__Data lines__
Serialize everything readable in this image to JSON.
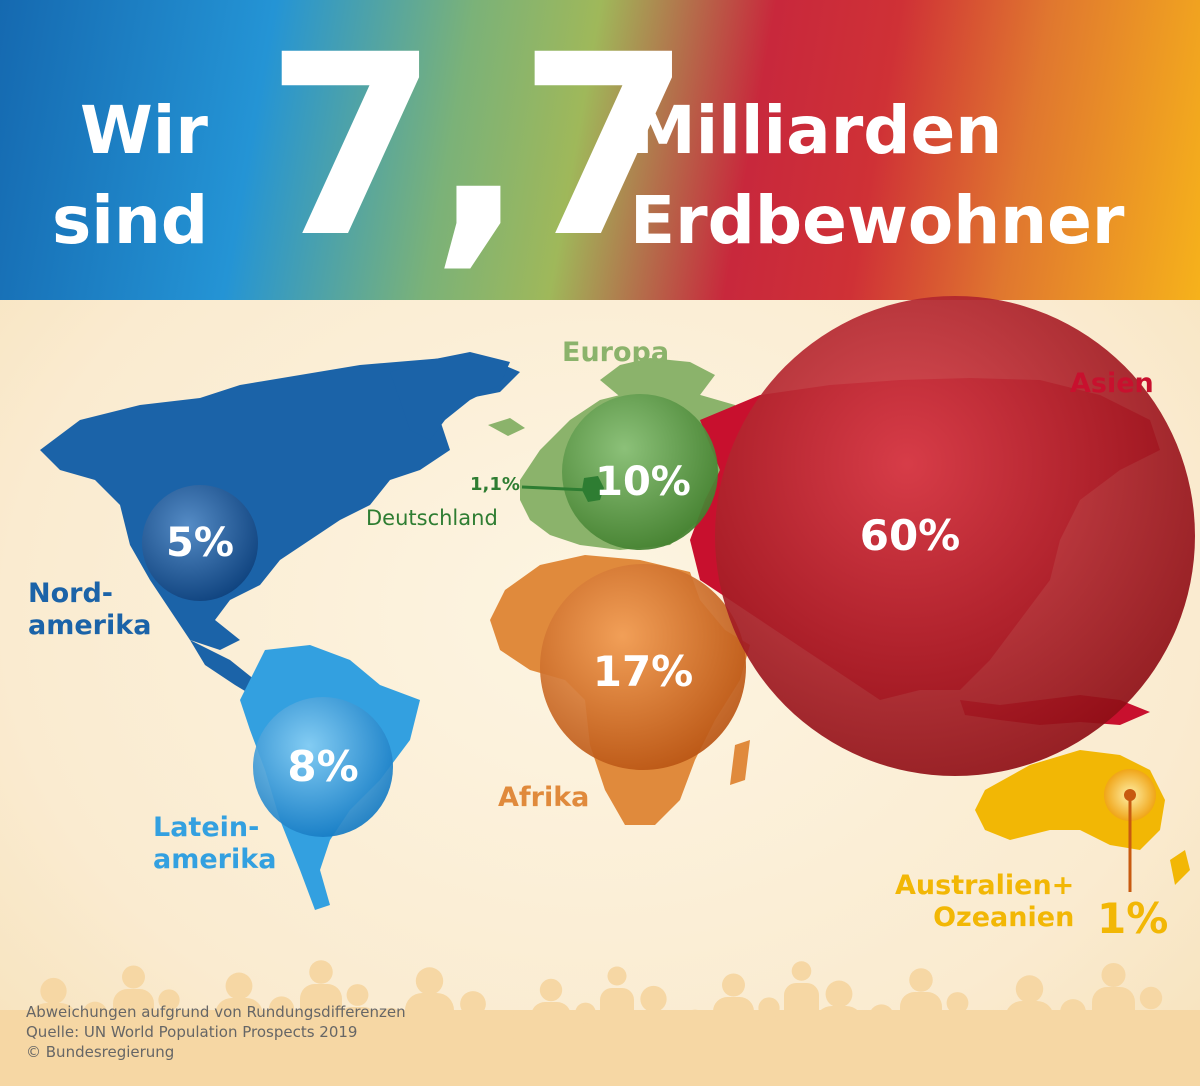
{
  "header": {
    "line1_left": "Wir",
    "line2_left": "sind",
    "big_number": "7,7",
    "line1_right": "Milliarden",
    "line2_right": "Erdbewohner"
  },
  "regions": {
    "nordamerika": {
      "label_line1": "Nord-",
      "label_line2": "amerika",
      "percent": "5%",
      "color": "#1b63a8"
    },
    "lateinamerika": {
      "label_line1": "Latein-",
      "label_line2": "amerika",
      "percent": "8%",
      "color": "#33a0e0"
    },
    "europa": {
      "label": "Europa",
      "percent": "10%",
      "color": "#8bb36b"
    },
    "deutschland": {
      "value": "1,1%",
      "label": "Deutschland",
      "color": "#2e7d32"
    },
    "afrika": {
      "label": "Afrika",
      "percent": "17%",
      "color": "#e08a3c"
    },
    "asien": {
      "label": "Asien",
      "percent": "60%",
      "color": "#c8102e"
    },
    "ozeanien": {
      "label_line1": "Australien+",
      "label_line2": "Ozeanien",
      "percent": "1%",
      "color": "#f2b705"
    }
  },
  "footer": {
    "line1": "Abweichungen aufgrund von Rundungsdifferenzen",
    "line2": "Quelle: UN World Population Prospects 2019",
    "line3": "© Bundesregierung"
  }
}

__What is asked__
Copy out all lines from the material above that contain the string "percent".

__Final result__
      "percent": "5%",
      "percent": "8%",
      "percent": "10%",
      "percent": "17%",
      "percent": "60%",
      "percent": "1%",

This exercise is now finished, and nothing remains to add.